§ **Challenge 1**:
In the cryptarithmetic post, replace "letters" with "symbols" and write out the passage between "Posted 10 January" and "be the same.", inclusive.
§ **Challenge 2**:
Pick up the forum post about the TOO + TOO + TOO + TOO = GOOD puzzle at the point where it stops, and write what comes next.

§ **Given text**:
Posted 10 January 2013 - 09:49 PM

I'm given the assignment following this sentence, and I'm pretty sure I did it right however when I run the program I get nothing. You'll see my code as well:

In cryptarithmetic puzzles, mathematical equations are written using letters.
Each letter can be a digit from 0 to 9, but no two letters can be the same.
Customarily, distinct letters stand for
different digits
Here is a sample problem:


SEND + MORE = MONEY

A solution to the puzzle is S = 9, R = 8, O = 0, M = 1, Y = 2, E = 5, N = 6, D
= 7
S E N D
M O R E
+
------------
M O N E Y

That is,

9 5 6 7
1 0 8 5
+
------------
1 0 6 5 2






Write a program that finds solutions to the following cryptarithmetic puzzle:


TOO + TOO + TOO + TOO = GOOD

T O O
T O O
T O O
+
-----------
G O O D


#include<iostream>

using namespace std;

int main()

§ **Given data**:
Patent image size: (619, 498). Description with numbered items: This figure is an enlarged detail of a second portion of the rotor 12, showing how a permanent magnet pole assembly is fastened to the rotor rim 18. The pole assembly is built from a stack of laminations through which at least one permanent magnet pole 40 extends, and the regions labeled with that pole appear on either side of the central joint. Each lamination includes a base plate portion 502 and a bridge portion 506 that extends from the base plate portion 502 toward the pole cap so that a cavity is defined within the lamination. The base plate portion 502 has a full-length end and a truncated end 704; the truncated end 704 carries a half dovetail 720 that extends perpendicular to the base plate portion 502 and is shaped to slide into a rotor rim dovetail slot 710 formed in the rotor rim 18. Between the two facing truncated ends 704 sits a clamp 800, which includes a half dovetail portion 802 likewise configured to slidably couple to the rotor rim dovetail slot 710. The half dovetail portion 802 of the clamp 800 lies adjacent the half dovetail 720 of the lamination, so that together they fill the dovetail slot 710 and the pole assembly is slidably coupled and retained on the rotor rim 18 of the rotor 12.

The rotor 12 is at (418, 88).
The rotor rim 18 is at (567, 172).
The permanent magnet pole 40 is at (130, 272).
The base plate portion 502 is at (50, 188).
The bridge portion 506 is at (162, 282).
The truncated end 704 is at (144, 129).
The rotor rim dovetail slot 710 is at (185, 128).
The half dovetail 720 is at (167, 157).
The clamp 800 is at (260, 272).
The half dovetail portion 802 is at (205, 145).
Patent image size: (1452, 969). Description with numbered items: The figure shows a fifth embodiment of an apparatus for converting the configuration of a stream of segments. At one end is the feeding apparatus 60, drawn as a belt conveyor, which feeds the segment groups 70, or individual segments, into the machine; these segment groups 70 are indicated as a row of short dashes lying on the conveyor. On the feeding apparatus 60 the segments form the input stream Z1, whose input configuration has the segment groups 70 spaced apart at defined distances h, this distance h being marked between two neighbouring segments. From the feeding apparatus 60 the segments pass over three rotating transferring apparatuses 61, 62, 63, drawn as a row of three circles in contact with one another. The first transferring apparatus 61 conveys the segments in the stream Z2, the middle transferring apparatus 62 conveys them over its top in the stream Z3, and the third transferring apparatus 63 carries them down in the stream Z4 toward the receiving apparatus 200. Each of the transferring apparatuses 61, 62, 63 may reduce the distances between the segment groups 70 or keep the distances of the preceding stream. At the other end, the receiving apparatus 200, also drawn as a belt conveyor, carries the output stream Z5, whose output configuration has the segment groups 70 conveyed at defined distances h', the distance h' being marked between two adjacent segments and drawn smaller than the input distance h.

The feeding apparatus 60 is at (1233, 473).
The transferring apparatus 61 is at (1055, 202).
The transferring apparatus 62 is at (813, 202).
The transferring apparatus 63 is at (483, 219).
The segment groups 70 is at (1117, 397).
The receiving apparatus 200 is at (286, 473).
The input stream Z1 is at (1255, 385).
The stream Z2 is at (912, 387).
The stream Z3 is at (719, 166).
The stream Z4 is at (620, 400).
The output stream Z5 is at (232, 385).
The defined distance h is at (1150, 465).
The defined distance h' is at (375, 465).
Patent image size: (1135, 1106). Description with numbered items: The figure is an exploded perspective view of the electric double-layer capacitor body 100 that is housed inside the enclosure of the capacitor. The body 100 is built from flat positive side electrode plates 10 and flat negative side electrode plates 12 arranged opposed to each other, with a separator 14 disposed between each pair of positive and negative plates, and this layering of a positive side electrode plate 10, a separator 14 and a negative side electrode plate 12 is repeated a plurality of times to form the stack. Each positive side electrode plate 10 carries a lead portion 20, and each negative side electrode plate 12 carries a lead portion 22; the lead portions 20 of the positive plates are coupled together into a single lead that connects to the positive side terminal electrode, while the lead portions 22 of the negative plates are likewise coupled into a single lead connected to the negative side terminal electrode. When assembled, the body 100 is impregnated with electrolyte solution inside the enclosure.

§ **Task response 1**:
Posted 10 January 2013 - 09:49 PM

I'm given the assignment following this sentence, and I'm pretty sure I did it right however when I run the program I get nothing. You'll see my code as well:

In cryptarithmetic puzzles, mathematical equations are written using symbols.
Each letter can be a digit from 0 to 9, but no two symbols can be the same.

§ **Task response 2**:
{
        int t, o, g, d;
        for (t = 0; t <= 9; t++){
                for (o = 0; o <= 9; o++)
                        for (g = 0; g <= 9; g++)
                                for (d = 0; d <= 9; d++){
                                        if ((t != o) && (t != g) && (t != d) && (o != g) && (o != d) && (g != d)){
                                                int too = t * 100 + o * 10 + o, good = g * 1000 + o * 100 + o * 10 + d;
                                                if (4 * good == too){
                                                        cout << "t = " << t << "o = " << o << "g = " << g << "d = "
                                                        << d << endl;
                                                        cout << "TOO = " << too << endl;
                                                        cout << "GOOD = " << good << endl;
                                                }
                                        }
                                }
        }
return 0;
}





Hey, I fixed it, I had the good and the too swapped at the end. It works now, so you can delete this post.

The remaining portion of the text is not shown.